# Task description
Work through the records below and tally every line containing "fraction". Reply with the total alone.

◇ ◇ ◇

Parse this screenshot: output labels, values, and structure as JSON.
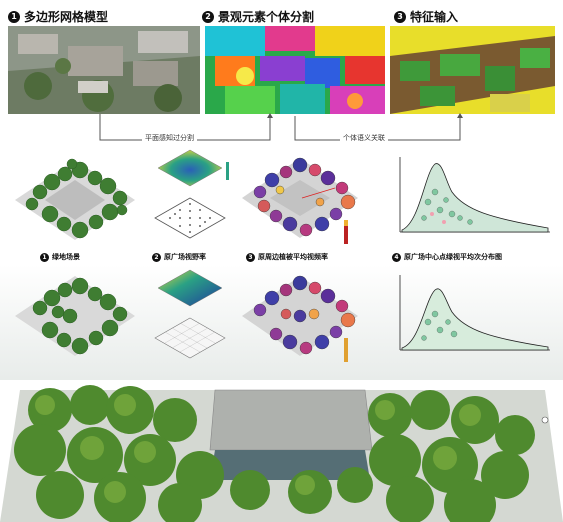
{
  "top": {
    "steps": [
      {
        "num": "1",
        "label": "多边形网格模型"
      },
      {
        "num": "2",
        "label": "景观元素个体分割"
      },
      {
        "num": "3",
        "label": "特征输入"
      }
    ],
    "arrow1_label": "平面感知过分割",
    "arrow2_label": "个体语义关联"
  },
  "row1": {
    "captions": [
      {
        "num": "1",
        "label": "绿地场景"
      },
      {
        "num": "2",
        "label": "原广场视野率"
      },
      {
        "num": "3",
        "label": "原周边植被平均视频率"
      },
      {
        "num": "4",
        "label": "原广场中心点绿视平均次分布图"
      }
    ]
  },
  "colors": {
    "tree_green": "#3f7d32",
    "tree_dark": "#2c5e24",
    "plaza_gray": "#bdbdbd",
    "yellow": "#e8de2a",
    "brown": "#8a5a2b"
  }
}
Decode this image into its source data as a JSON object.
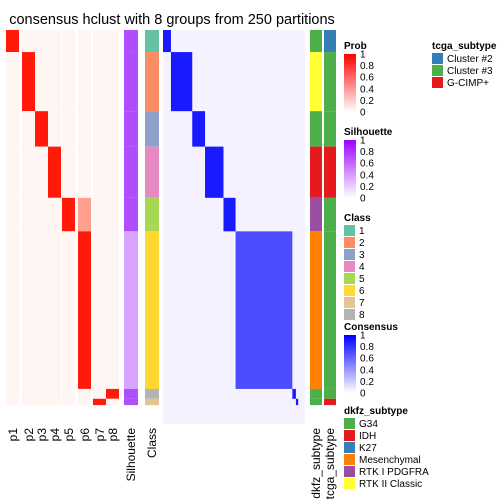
{
  "chart_data": {
    "type": "heatmap",
    "title": "consensus hclust with 8 groups from 250 partitions",
    "columns": [
      "p1",
      "p2",
      "p3",
      "p4",
      "p5",
      "p6",
      "p7",
      "p8",
      "Silhouette",
      "Class",
      "dkfz_subtype",
      "tcga_subtype"
    ],
    "class_rows": [
      {
        "class": 1,
        "fraction": 0.056,
        "dkfz": "G34",
        "tcga": "Cluster #2"
      },
      {
        "class": 2,
        "fraction": 0.15,
        "dkfz": "RTK II Classic",
        "tcga": "Cluster #3"
      },
      {
        "class": 3,
        "fraction": 0.09,
        "dkfz": "G34",
        "tcga": "Cluster #3"
      },
      {
        "class": 4,
        "fraction": 0.13,
        "dkfz": "IDH",
        "tcga": "G-CIMP+"
      },
      {
        "class": 5,
        "fraction": 0.085,
        "dkfz": "RTK I PDGFRA",
        "tcga": "Cluster #3"
      },
      {
        "class": 6,
        "fraction": 0.4,
        "dkfz": "Mesenchymal",
        "tcga": "Cluster #3"
      },
      {
        "class": 8,
        "fraction": 0.025,
        "dkfz": "G34",
        "tcga": "Cluster #3"
      },
      {
        "class": 7,
        "fraction": 0.016,
        "dkfz": "G34",
        "tcga": "G-CIMP+"
      }
    ],
    "legends": {
      "prob": {
        "title": "Prob",
        "range": [
          0,
          1
        ],
        "ticks": [
          "1",
          "0.8",
          "0.6",
          "0.4",
          "0.2",
          "0"
        ],
        "low_color": "#ffffff",
        "high_color": "#ff0000"
      },
      "silhouette": {
        "title": "Silhouette",
        "range": [
          0,
          1
        ],
        "ticks": [
          "1",
          "0.8",
          "0.6",
          "0.4",
          "0.2",
          "0"
        ],
        "low_color": "#ffffff",
        "high_color": "#9e00ff"
      },
      "class": {
        "title": "Class",
        "items": [
          {
            "label": "1",
            "color": "#66c2a5"
          },
          {
            "label": "2",
            "color": "#fc8d62"
          },
          {
            "label": "3",
            "color": "#8da0cb"
          },
          {
            "label": "4",
            "color": "#e78ac3"
          },
          {
            "label": "5",
            "color": "#a6d854"
          },
          {
            "label": "6",
            "color": "#ffd92f"
          },
          {
            "label": "7",
            "color": "#e5c494"
          },
          {
            "label": "8",
            "color": "#b3b3b3"
          }
        ]
      },
      "consensus": {
        "title": "Consensus",
        "range": [
          0,
          1
        ],
        "ticks": [
          "1",
          "0.8",
          "0.6",
          "0.4",
          "0.2",
          "0"
        ],
        "low_color": "#ffffff",
        "high_color": "#0000ff"
      },
      "dkfz_subtype": {
        "title": "dkfz_subtype",
        "items": [
          {
            "label": "G34",
            "color": "#4daf4a"
          },
          {
            "label": "IDH",
            "color": "#e41a1c"
          },
          {
            "label": "K27",
            "color": "#377eb8"
          },
          {
            "label": "Mesenchymal",
            "color": "#ff7f00"
          },
          {
            "label": "RTK I PDGFRA",
            "color": "#984ea3"
          },
          {
            "label": "RTK II Classic",
            "color": "#ffff33"
          }
        ]
      },
      "tcga_subtype": {
        "title": "tcga_subtype",
        "items": [
          {
            "label": "Cluster #2",
            "color": "#377eb8"
          },
          {
            "label": "Cluster #3",
            "color": "#4daf4a"
          },
          {
            "label": "G-CIMP+",
            "color": "#e41a1c"
          }
        ]
      }
    }
  }
}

◇ ◇ ◇

# Solution to the exercise
8